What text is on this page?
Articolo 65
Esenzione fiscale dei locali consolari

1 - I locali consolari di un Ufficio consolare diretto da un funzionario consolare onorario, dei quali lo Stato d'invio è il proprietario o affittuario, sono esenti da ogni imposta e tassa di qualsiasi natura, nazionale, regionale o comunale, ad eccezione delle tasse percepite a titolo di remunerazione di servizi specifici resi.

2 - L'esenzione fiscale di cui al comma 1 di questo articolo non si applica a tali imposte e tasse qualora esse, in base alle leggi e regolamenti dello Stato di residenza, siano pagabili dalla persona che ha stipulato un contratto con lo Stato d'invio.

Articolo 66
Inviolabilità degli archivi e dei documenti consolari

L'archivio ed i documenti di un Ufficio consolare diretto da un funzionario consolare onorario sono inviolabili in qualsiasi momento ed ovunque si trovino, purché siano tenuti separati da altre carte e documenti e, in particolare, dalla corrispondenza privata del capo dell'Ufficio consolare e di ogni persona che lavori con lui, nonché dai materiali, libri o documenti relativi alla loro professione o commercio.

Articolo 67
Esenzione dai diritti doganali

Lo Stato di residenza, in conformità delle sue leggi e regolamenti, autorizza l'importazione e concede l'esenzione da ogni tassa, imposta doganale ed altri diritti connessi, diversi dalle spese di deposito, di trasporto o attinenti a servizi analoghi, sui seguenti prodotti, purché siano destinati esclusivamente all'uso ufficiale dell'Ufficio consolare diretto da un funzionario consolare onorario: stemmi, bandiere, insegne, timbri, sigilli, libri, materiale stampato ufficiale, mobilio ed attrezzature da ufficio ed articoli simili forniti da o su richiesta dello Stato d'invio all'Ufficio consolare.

============

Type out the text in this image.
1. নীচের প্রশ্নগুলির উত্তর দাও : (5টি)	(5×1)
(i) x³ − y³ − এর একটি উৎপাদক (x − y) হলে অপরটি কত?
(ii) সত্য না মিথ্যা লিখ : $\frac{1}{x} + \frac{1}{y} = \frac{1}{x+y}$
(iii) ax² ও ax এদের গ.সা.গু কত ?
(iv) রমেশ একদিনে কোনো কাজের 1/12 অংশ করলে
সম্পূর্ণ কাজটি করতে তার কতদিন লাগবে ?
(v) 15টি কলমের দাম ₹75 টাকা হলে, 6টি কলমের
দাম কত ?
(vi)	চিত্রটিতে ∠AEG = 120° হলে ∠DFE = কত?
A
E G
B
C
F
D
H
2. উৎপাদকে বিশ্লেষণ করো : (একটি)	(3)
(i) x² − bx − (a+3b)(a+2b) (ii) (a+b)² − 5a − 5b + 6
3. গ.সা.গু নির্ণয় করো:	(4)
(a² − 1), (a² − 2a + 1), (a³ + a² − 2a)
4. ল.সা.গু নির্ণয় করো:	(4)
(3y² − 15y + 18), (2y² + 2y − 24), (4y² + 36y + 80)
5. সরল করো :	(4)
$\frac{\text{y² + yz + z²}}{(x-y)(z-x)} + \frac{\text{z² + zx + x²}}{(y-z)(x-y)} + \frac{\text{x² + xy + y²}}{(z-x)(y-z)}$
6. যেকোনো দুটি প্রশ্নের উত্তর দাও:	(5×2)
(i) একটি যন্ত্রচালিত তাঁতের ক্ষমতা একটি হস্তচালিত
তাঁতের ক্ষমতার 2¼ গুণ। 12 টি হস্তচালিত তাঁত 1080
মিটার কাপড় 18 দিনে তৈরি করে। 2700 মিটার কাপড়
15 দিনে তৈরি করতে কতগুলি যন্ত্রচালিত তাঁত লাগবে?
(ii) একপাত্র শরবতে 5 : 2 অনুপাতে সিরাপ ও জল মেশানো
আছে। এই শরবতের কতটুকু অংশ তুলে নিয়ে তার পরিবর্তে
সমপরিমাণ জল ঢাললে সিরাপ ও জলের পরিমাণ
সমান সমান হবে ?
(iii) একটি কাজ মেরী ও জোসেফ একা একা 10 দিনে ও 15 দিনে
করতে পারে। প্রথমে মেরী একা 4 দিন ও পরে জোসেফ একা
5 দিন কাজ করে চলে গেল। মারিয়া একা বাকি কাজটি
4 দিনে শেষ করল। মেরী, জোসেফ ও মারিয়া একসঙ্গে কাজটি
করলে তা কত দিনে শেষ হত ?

============

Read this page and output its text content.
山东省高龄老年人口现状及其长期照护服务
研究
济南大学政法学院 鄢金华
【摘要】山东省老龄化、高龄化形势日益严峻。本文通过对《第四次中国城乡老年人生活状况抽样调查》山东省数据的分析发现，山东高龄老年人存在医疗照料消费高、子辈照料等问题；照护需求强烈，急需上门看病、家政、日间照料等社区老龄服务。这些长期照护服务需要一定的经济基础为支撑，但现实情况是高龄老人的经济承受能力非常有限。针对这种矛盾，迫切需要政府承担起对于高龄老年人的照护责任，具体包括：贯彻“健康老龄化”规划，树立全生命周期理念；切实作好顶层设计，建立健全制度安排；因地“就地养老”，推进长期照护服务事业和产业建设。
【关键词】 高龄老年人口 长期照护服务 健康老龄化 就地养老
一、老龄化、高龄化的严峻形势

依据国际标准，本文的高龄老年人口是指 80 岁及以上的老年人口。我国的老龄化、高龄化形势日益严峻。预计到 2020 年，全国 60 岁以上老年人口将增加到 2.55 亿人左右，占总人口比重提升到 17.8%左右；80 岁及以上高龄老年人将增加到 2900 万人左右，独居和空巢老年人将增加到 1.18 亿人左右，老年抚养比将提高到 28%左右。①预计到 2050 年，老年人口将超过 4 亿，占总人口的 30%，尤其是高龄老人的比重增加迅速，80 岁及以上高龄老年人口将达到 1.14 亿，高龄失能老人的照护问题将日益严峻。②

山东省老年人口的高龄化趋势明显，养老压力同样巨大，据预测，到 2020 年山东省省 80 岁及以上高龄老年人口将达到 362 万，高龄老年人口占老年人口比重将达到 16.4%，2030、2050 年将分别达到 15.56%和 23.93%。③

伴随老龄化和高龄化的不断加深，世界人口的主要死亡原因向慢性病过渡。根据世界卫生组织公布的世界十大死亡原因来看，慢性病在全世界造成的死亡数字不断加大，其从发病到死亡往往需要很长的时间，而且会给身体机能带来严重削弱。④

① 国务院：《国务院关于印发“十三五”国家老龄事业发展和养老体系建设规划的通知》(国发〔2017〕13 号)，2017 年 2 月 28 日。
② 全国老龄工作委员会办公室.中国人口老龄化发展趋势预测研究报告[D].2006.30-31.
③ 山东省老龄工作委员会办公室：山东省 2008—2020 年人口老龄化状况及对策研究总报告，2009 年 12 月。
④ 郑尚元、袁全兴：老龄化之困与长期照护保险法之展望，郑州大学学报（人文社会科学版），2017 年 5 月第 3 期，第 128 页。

============

Copy out each line that contains the word "ogni".

1 - I locali consolari di un Ufficio consolare diretto da un funzionario consolare onorario, dei quali lo Stato d'invio è il proprietario o affittuario, sono esenti da ogni imposta e tassa di qualsiasi natura, nazionale, regionale o comunale, ad eccezione delle tasse percepite a titolo di remunerazione di servizi specifici resi.
L'archivio ed i documenti di un Ufficio consolare diretto da un funzionario consolare onorario sono inviolabili in qualsiasi momento ed ovunque si trovino, purché siano tenuti separati da altre carte e documenti e, in particolare, dalla corrispondenza privata del capo dell'Ufficio consolare e di ogni persona che lavori con lui, nonché dai materiali, libri o documenti relativi alla loro professione o commercio.
Lo Stato di residenza, in conformità delle sue leggi e regolamenti, autorizza l'importazione e concede l'esenzione da ogni tassa, imposta doganale ed altri diritti connessi, diversi dalle spese di deposito, di trasporto o attinenti a servizi analoghi, sui seguenti prodotti, purché siano destinati esclusivamente all'uso ufficiale dell'Ufficio consolare diretto da un funzionario consolare onorario: stemmi, bandiere, insegne, timbri, sigilli, libri, materiale stampato ufficiale, mobilio ed attrezzature da ufficio ed articoli simili forniti da o su richiesta dello Stato d'invio all'Ufficio consolare.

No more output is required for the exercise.